Document segment:
** Start **
During the first week of November, members of the American Society of Landscape Architects and their colleagues from around the country – over 5,000 strong – met at the San Diego Convention Center. Saving the world was somewhere on the agenda.

Could they be the group with the most influence on human habitat in the future, particularly when it comes to the connection between children and adults to the rest of nature?  “Because of their training, landscape architects are big thinkers, or tend to be,” says my friend, Vicki Estrada, a landscape architect, urban designer, and president of Estrada Land Planning in San Diego.

Having been asked to speak at the conference, I offered a starter list of suggestions for how landscape architects, and the rest of us, could truly green our cities:

  1. Apply the Nature Principle: re-concieve your city as an engine of biodiversity and human health.
  2. Restore nearby nature and “create” new habitat: rebuild local food webs; encourage urban wildlife.
  3. Recognize and increase human-nature social capital, thereby creating a healthier habitat for humans and other animals.
  4. Plant native species in your yard; create butterfly zones in your neighborhood; help build a Homegrown National Park*
  5. Create a De-central Park in every city.
  6. Establish new human/nature networks, including family nature clubs and green gyms.
  7. Connect the region with wildlife and humanlife corridors.
  8. Establish restorative transportation systems, including naturalized bike and pedestrian paths; quieter, more efficient public transit; shade parking areas with green roofs and/or solar panels.
** End **
Required actions:
(1) For each statement, say yes or no according to the text on greening cities, and quote the words that decide it. (a) More than 5,000 people met at the San Diego Convention Center. (b) The meeting took place in the first week of December. (c) One suggestion is to plant native species in your yard.
(2) Copy, word for word, the part of the text on greening cities that starts with the words containing "Could they be" and ends with "and other animals.".
The listing has nothing to do with the text on greening cities.

Record extracts:
** Start **
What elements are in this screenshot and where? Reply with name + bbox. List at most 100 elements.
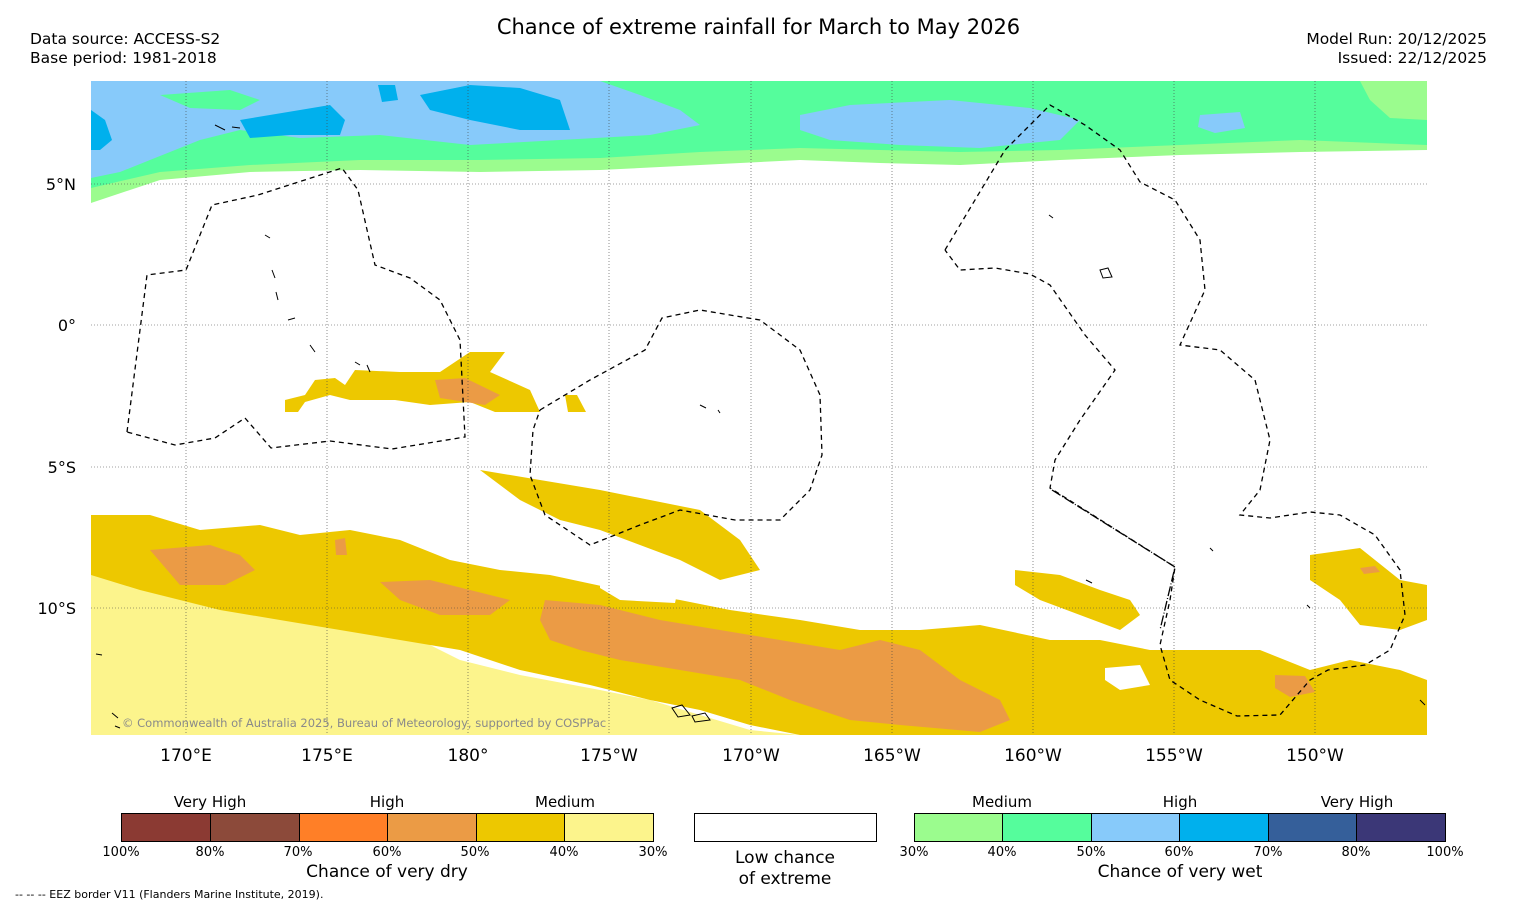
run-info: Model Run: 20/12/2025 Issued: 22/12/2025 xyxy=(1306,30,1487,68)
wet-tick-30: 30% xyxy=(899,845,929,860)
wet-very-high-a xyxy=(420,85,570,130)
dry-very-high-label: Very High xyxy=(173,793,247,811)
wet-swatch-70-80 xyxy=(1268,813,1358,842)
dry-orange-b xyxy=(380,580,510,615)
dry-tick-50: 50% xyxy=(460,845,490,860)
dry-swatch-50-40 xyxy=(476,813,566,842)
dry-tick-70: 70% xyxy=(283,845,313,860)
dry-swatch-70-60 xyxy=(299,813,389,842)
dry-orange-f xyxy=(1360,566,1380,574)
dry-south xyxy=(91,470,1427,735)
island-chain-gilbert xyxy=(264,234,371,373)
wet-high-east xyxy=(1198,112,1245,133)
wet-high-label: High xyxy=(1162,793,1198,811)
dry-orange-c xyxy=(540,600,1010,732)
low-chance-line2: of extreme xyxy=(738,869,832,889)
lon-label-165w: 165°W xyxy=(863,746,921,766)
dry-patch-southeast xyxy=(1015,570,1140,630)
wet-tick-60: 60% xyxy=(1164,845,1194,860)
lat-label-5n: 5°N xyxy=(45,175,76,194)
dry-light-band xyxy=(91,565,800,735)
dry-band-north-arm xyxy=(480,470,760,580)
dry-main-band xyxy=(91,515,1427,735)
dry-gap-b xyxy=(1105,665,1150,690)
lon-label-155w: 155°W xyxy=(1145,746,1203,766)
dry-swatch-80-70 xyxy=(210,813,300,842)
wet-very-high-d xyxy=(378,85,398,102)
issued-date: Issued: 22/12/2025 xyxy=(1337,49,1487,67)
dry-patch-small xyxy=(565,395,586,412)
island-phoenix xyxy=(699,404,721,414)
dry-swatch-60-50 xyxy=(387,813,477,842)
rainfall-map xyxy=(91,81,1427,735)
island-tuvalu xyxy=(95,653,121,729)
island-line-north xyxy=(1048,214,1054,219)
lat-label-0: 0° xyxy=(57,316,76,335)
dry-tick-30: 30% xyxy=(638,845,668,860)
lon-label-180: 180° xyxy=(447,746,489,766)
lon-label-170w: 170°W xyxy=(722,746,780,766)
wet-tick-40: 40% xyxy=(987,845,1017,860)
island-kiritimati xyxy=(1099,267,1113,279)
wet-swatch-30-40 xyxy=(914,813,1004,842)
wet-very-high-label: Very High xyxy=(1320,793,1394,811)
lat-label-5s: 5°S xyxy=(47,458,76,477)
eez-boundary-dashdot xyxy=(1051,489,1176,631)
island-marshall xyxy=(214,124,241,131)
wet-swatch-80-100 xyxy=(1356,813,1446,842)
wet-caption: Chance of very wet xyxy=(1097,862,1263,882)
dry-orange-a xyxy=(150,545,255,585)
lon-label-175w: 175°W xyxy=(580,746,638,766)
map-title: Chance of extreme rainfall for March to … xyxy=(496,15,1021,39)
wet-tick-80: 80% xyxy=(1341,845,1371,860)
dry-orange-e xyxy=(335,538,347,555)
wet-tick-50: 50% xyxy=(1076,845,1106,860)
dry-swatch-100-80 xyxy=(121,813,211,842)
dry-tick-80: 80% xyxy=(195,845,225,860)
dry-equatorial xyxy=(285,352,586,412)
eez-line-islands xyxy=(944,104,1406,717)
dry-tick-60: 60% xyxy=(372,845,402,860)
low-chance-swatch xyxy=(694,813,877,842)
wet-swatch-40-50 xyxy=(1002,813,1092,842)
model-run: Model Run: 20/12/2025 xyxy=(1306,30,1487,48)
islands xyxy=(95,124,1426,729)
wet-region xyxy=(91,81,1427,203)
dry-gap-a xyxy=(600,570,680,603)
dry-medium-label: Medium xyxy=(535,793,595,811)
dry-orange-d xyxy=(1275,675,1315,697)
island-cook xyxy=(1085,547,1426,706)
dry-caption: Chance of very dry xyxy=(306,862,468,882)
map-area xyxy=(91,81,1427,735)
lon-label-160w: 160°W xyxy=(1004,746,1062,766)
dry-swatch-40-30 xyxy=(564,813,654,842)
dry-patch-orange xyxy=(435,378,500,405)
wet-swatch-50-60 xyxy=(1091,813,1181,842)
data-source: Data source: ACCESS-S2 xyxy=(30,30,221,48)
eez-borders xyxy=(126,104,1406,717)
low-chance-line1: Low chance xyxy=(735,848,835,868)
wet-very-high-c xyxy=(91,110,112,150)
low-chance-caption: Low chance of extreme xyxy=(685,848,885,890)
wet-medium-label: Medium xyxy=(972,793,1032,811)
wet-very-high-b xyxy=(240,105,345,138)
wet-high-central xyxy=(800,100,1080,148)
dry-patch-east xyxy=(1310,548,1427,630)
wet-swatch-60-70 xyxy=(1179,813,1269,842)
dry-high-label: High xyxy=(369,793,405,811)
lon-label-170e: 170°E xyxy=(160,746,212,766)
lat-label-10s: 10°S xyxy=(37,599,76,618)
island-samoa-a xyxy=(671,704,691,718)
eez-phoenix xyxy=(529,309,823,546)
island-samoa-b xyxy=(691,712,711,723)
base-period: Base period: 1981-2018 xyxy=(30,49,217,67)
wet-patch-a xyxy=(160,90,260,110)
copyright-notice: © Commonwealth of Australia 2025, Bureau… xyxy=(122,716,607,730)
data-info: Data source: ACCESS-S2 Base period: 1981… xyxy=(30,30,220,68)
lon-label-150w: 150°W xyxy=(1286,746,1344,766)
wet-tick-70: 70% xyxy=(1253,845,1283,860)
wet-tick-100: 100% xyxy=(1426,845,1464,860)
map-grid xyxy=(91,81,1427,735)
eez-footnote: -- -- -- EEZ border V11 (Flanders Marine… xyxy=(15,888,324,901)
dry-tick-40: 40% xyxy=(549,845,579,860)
** End **
The solutions:
(1)
(a) Yes: "over 5,000 strong – met at the San Diego Convention Center"
(b) No: "During the first week of November"
(c) Yes: "Plant native species in your yard"

(2)
Could they be the group with the most influence on human habitat in the future, particularly when it comes to the connection between children and adults to the rest of nature?  “Because of their training, landscape architects are big thinkers, or tend to be,” says my friend, Vicki Estrada, a landscape architect, urban designer, and president of Estrada Land Planning in San Diego.

Having been asked to speak at the conference, I offered a starter list of suggestions for how landscape architects, and the rest of us, could truly green our cities:

  1. Apply the Nature Principle: re-concieve your city as an engine of biodiversity and human health.
  2. Restore nearby nature and “create” new habitat: rebuild local food webs; encourage urban wildlife.
  3. Recognize and increase human-nature social capital, thereby creating a healthier habitat for humans and other animals.